- What is being asked:
Here are records with pictures in them. Copy all of them exactly and leave the pictures out.

[Saved entries]
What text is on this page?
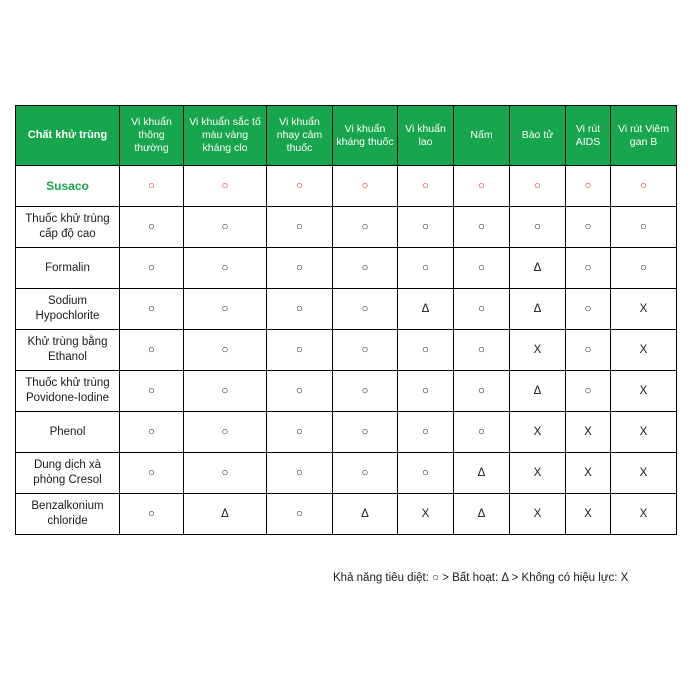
Chất khử trùng	Vi khuẩn thông thường	Vi khuẩn sắc tố màu vàng kháng clo	Vi khuẩn nhạy cảm thuốc	Vi khuẩn kháng thuốc	Vi khuẩn lao	Nấm	Bào tử	Vi rút AIDS	Vi rút Viêm gan B
Susaco	○	○	○	○	○	○	○	○	○
Thuốc khử trùng cấp độ cao	○	○	○	○	○	○	○	○	○
Formalin	○	○	○	○	○	○	Δ	○	○
Sodium Hypochlorite	○	○	○	○	Δ	○	Δ	○	X
Khử trùng bằng Ethanol	○	○	○	○	○	○	X	○	X
Thuốc khử trùng Povidone-Iodine	○	○	○	○	○	○	Δ	○	X
Phenol	○	○	○	○	○	○	X	X	X
Dung dịch xà phòng Cresol	○	○	○	○	○	Δ	X	X	X
Benzalkonium chloride	○	Δ	○	Δ	X	Δ	X	X	X
Khả năng tiêu diệt: ○ > Bất hoạt: Δ > Không có hiệu lực: X
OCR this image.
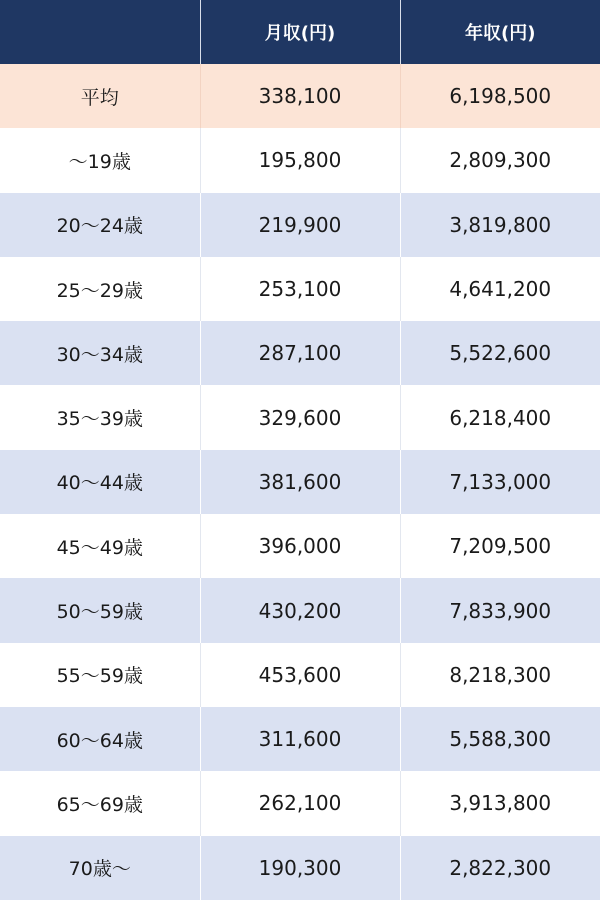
	月収(円)	年収(円)
平均	338,100	6,198,500
～19歳	195,800	2,809,300
20～24歳	219,900	3,819,800
25～29歳	253,100	4,641,200
30～34歳	287,100	5,522,600
35～39歳	329,600	6,218,400
40～44歳	381,600	7,133,000
45～49歳	396,000	7,209,500
50～59歳	430,200	7,833,900
55～59歳	453,600	8,218,300
60～64歳	311,600	5,588,300
65～69歳	262,100	3,913,800
70歳～	190,300	2,822,300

- Answer below:
What text is on this page?
Chất khử trùng	Vi khuẩn thông thường	Vi khuẩn sắc tố màu vàng kháng clo	Vi khuẩn nhạy cảm thuốc	Vi khuẩn kháng thuốc	Vi khuẩn lao	Nấm	Bào tử	Vi rút AIDS	Vi rút Viêm gan B
Susaco	○	○	○	○	○	○	○	○	○
Thuốc khử trùng cấp độ cao	○	○	○	○	○	○	○	○	○
Formalin	○	○	○	○	○	○	Δ	○	○
Sodium Hypochlorite	○	○	○	○	Δ	○	Δ	○	X
Khử trùng bằng Ethanol	○	○	○	○	○	○	X	○	X
Thuốc khử trùng Povidone-Iodine	○	○	○	○	○	○	Δ	○	X
Phenol	○	○	○	○	○	○	X	X	X
Dung dịch xà phòng Cresol	○	○	○	○	○	Δ	X	X	X
Benzalkonium chloride	○	Δ	○	Δ	X	Δ	X	X	X
Khả năng tiêu diệt: ○ > Bất hoạt: Δ > Không có hiệu lực: X
OCR this image.
	月収(円)	年収(円)
平均	338,100	6,198,500
～19歳	195,800	2,809,300
20～24歳	219,900	3,819,800
25～29歳	253,100	4,641,200
30～34歳	287,100	5,522,600
35～39歳	329,600	6,218,400
40～44歳	381,600	7,133,000
45～49歳	396,000	7,209,500
50～59歳	430,200	7,833,900
55～59歳	453,600	8,218,300
60～64歳	311,600	5,588,300
65～69歳	262,100	3,913,800
70歳～	190,300	2,822,300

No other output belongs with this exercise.